# Sprinkler lifting but not spraying.



## Cnfsdwhtguy (Apr 28, 2019)

Okay. New to sprinkler systems and I have a head that I found did not work. I bought a new sprinkler unit and just installed it. When powered it lifts but nothing comes out. In fact water fills up below the sprinkler. I am thinking it might be the incoming line but I would like a second opinion.

And super newbie so don't hesitate to mention something simple... I almost definitely would have over looked it.


----------



## DiabeticKripple (Apr 14, 2019)

If it's coming up, it has water pressure. Maybe check the head, I think some come with a cap you have to remove.


----------



## Cnfsdwhtguy (Apr 28, 2019)

Perfect. Now it sprays but still bubbling quite a bit from below... normal? Leak? It's on tight.


----------



## DiabeticKripple (Apr 14, 2019)

Most likely a leak. Can you pull the dirt back and turn it on to have a look?


----------



## SCGrassMan (Dec 17, 2017)

Probably a clogged screen or head. Determine if time or money is more important. 9/10 I'm just replacing the head.

Objectives =
#1 In the sprinkler thread, what happens below the new sprinkler when it is powered?
#2 Continue the sprinkler forum thread from the point where it stops.

Data rows =
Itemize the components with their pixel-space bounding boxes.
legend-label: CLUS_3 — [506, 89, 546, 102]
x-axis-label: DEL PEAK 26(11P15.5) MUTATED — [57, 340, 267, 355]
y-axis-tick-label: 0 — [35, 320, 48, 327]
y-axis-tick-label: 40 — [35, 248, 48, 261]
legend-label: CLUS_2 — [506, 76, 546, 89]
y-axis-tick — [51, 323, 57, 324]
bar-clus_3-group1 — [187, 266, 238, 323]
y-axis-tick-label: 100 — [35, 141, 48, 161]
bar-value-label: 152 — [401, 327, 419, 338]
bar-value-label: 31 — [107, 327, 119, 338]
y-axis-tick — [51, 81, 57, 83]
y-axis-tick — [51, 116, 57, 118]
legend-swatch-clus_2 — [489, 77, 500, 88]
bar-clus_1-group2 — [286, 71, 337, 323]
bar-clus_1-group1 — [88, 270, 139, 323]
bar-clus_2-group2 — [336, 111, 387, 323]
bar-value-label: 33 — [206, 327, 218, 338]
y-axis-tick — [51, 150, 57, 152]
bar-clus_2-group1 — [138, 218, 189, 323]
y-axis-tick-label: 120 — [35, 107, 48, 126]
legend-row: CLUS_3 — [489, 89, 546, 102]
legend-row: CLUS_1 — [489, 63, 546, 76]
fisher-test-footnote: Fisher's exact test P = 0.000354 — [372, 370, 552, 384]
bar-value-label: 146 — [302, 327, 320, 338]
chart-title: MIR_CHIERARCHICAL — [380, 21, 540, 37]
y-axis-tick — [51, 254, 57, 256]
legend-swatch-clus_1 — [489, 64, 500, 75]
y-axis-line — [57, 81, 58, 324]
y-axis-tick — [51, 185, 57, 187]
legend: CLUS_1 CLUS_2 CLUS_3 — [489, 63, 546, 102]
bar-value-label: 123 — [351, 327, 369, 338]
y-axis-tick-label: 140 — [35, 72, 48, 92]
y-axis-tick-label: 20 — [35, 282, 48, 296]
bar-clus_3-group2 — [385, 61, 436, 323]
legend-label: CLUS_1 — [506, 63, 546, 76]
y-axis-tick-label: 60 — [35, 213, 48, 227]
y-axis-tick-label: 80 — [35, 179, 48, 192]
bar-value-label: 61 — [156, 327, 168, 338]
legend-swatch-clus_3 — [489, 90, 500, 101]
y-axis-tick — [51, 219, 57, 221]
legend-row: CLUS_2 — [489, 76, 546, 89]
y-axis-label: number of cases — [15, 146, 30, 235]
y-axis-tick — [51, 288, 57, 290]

Expected outputs =
#1 Water fills up below the sprinkler.

#2
----------



## Cnfsdwhtguy (Apr 28, 2019)

IT was leaking. The sprinkler mount was leaking. Replaced it. Now all is right with the world. Thanks guys!


----------



## SCGrassMan (Dec 17, 2017)

Cnfsdwhtguy said:


> IT was leaking. The sprinkler mount was leaking. Replaced it. Now all is right with the world. Thanks guys!


No sweat! It's too cheap to unscrew and replace to mess with it.


----------



## datcope (Oct 29, 2018)

I am glad you got it fixed. FYI, I'm not sure what type of sprinkler you have, but if it was a 'sprayer', I have seen the same when the center screw is completely screwed down cutting off the spray (it will pop up due to the pressure).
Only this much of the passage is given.